• [Aim of the exercise] Scan the lines below for the word "reconciliation". Copy each line you find it in.
[Start of Records to use]
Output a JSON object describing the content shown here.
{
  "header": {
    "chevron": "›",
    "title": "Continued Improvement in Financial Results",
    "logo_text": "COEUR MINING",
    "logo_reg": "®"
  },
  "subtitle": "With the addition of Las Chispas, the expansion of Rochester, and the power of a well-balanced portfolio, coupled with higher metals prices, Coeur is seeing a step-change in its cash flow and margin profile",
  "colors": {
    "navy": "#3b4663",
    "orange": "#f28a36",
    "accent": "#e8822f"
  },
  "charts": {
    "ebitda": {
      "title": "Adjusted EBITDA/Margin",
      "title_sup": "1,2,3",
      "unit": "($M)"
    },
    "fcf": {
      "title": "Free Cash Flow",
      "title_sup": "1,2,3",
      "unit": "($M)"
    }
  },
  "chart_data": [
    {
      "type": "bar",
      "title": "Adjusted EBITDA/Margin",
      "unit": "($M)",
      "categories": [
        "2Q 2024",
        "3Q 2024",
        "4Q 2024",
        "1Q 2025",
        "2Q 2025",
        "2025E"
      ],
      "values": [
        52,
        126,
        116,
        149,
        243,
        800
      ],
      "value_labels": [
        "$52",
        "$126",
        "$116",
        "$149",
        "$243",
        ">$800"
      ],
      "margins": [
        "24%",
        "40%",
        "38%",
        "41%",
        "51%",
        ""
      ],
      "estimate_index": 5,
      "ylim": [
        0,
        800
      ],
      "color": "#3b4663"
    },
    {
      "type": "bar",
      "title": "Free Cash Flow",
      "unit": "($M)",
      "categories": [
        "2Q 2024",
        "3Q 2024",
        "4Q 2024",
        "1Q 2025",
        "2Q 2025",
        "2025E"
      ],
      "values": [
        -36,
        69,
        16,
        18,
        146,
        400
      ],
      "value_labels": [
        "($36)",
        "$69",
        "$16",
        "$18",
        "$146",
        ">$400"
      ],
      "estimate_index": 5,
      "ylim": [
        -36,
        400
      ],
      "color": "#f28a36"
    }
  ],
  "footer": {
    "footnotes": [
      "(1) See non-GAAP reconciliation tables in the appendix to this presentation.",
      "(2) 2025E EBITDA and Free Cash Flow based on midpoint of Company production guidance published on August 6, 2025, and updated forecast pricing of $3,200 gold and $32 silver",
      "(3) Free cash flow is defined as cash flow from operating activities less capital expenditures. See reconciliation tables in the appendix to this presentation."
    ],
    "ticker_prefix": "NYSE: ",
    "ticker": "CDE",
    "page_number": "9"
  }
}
[End of Records to use]
• [Finished task]
      "(1) See non-GAAP reconciliation tables in the appendix to this presentation.",
      "(3) Free cash flow is defined as cash flow from operating activities less capital expenditures. See reconciliation tables in the appendix to this presentation."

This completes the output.